→ **WHAT IS EXPECTED**
Pictures aside, repeat every entry exactly.

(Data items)
.....
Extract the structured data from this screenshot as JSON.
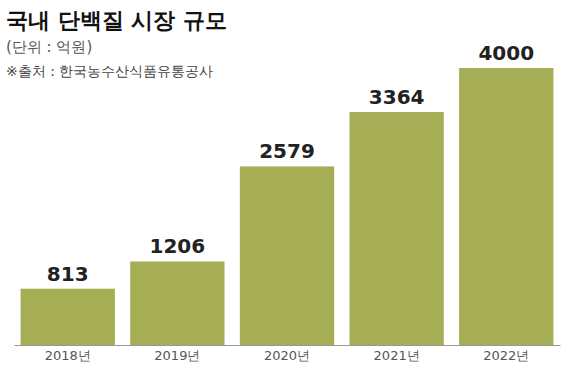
{
  "chart_data": {
    "type": "bar",
    "title": "국내 단백질 시장 규모",
    "subtitle": "(단위 : 억원)",
    "annotations": [
      "※출처 : 한국농수산식품유통공사"
    ],
    "categories": [
      "2018년",
      "2019년",
      "2020년",
      "2021년",
      "2022년"
    ],
    "values": [
      813,
      1206,
      2579,
      3364,
      4000
    ],
    "color": "#a6ae55",
    "ylim": [
      0,
      4000
    ],
    "grid": false,
    "data_labels": true,
    "tick_labels": "x"
  }
}
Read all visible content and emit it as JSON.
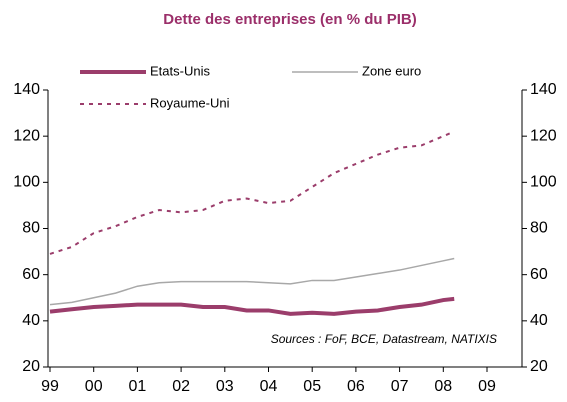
{
  "chart_data": {
    "type": "line",
    "title": "Dette des entreprises (en % du PIB)",
    "annotation": "Sources : FoF, BCE, Datastream, NATIXIS",
    "x": [
      1999,
      1999.5,
      2000,
      2000.5,
      2001,
      2001.5,
      2002,
      2002.5,
      2003,
      2003.5,
      2004,
      2004.5,
      2005,
      2005.5,
      2006,
      2006.5,
      2007,
      2007.5,
      2008,
      2008.25
    ],
    "series": [
      {
        "name": "Etats-Unis",
        "color": "#9b3d6b",
        "style": "solid-thick",
        "values": [
          44,
          45,
          46,
          46.5,
          47,
          47,
          47,
          46,
          46,
          44.5,
          44.5,
          43,
          43.5,
          43,
          44,
          44.5,
          46,
          47,
          49,
          49.5
        ]
      },
      {
        "name": "Zone euro",
        "color": "#a8a8a8",
        "style": "solid",
        "values": [
          47,
          48,
          50,
          52,
          55,
          56.5,
          57,
          57,
          57,
          57,
          56.5,
          56,
          57.5,
          57.5,
          59,
          60.5,
          62,
          64,
          66,
          67
        ]
      },
      {
        "name": "Royaume-Uni",
        "color": "#9b3d6b",
        "style": "dashed",
        "values": [
          69,
          72,
          78,
          81,
          85,
          88,
          87,
          88,
          92,
          93,
          91,
          92,
          98,
          104,
          108,
          112,
          115,
          116,
          120,
          122
        ]
      }
    ],
    "xlim": [
      1999,
      2009.8
    ],
    "xticks": [
      {
        "value": 1999,
        "label": "99"
      },
      {
        "value": 2000,
        "label": "00"
      },
      {
        "value": 2001,
        "label": "01"
      },
      {
        "value": 2002,
        "label": "02"
      },
      {
        "value": 2003,
        "label": "03"
      },
      {
        "value": 2004,
        "label": "04"
      },
      {
        "value": 2005,
        "label": "05"
      },
      {
        "value": 2006,
        "label": "06"
      },
      {
        "value": 2007,
        "label": "07"
      },
      {
        "value": 2008,
        "label": "08"
      },
      {
        "value": 2009,
        "label": "09"
      }
    ],
    "ylim": [
      20,
      140
    ],
    "yticks": [
      20,
      40,
      60,
      80,
      100,
      120,
      140
    ],
    "y2lim": [
      20,
      140
    ],
    "y2ticks": [
      20,
      40,
      60,
      80,
      100,
      120,
      140
    ]
  }
}
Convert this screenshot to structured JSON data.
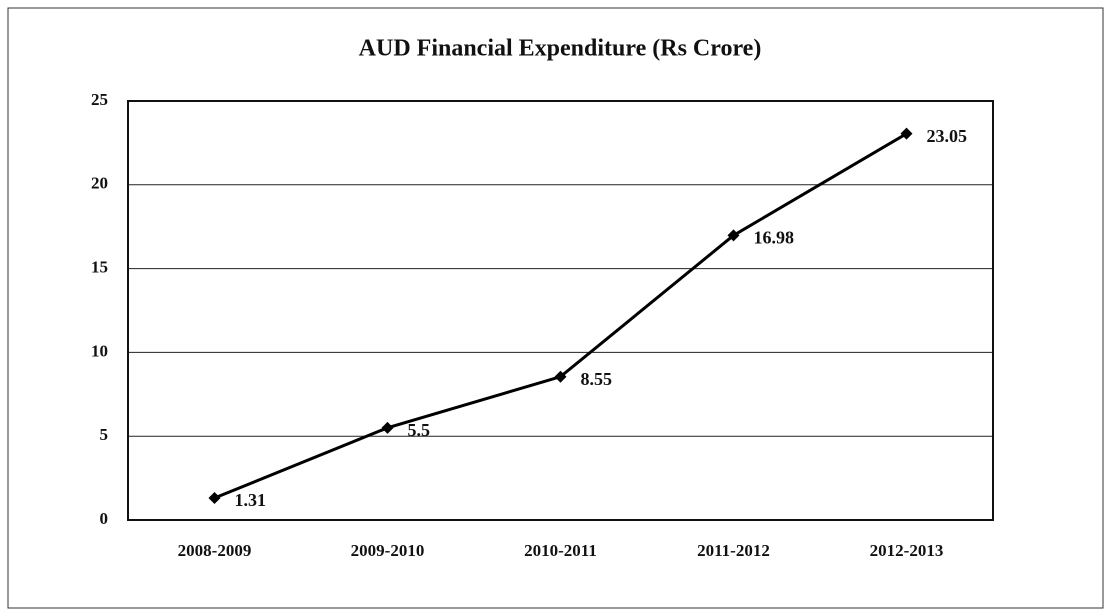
.....
→ **REPLY**
Extract the structured data from this screenshot as JSON.
{
  "chart_data": {
    "type": "bar",
    "title": "국내 단백질 시장 규모",
    "subtitle": "(단위 : 억원)",
    "annotations": [
      "※출처 : 한국농수산식품유통공사"
    ],
    "categories": [
      "2018년",
      "2019년",
      "2020년",
      "2021년",
      "2022년"
    ],
    "values": [
      813,
      1206,
      2579,
      3364,
      4000
    ],
    "color": "#a6ae55",
    "ylim": [
      0,
      4000
    ],
    "grid": false,
    "data_labels": true,
    "tick_labels": "x"
  }
}
Read all visible content and emit it as JSON.
{
  "chart_data": {
    "type": "line",
    "title": "Dette des entreprises (en % du PIB)",
    "annotation": "Sources : FoF, BCE, Datastream, NATIXIS",
    "x": [
      1999,
      1999.5,
      2000,
      2000.5,
      2001,
      2001.5,
      2002,
      2002.5,
      2003,
      2003.5,
      2004,
      2004.5,
      2005,
      2005.5,
      2006,
      2006.5,
      2007,
      2007.5,
      2008,
      2008.25
    ],
    "series": [
      {
        "name": "Etats-Unis",
        "color": "#9b3d6b",
        "style": "solid-thick",
        "values": [
          44,
          45,
          46,
          46.5,
          47,
          47,
          47,
          46,
          46,
          44.5,
          44.5,
          43,
          43.5,
          43,
          44,
          44.5,
          46,
          47,
          49,
          49.5
        ]
      },
      {
        "name": "Zone euro",
        "color": "#a8a8a8",
        "style": "solid",
        "values": [
          47,
          48,
          50,
          52,
          55,
          56.5,
          57,
          57,
          57,
          57,
          56.5,
          56,
          57.5,
          57.5,
          59,
          60.5,
          62,
          64,
          66,
          67
        ]
      },
      {
        "name": "Royaume-Uni",
        "color": "#9b3d6b",
        "style": "dashed",
        "values": [
          69,
          72,
          78,
          81,
          85,
          88,
          87,
          88,
          92,
          93,
          91,
          92,
          98,
          104,
          108,
          112,
          115,
          116,
          120,
          122
        ]
      }
    ],
    "xlim": [
      1999,
      2009.8
    ],
    "xticks": [
      {
        "value": 1999,
        "label": "99"
      },
      {
        "value": 2000,
        "label": "00"
      },
      {
        "value": 2001,
        "label": "01"
      },
      {
        "value": 2002,
        "label": "02"
      },
      {
        "value": 2003,
        "label": "03"
      },
      {
        "value": 2004,
        "label": "04"
      },
      {
        "value": 2005,
        "label": "05"
      },
      {
        "value": 2006,
        "label": "06"
      },
      {
        "value": 2007,
        "label": "07"
      },
      {
        "value": 2008,
        "label": "08"
      },
      {
        "value": 2009,
        "label": "09"
      }
    ],
    "ylim": [
      20,
      140
    ],
    "yticks": [
      20,
      40,
      60,
      80,
      100,
      120,
      140
    ],
    "y2lim": [
      20,
      140
    ],
    "y2ticks": [
      20,
      40,
      60,
      80,
      100,
      120,
      140
    ]
  }
}
Convert this screenshot to structured JSON data.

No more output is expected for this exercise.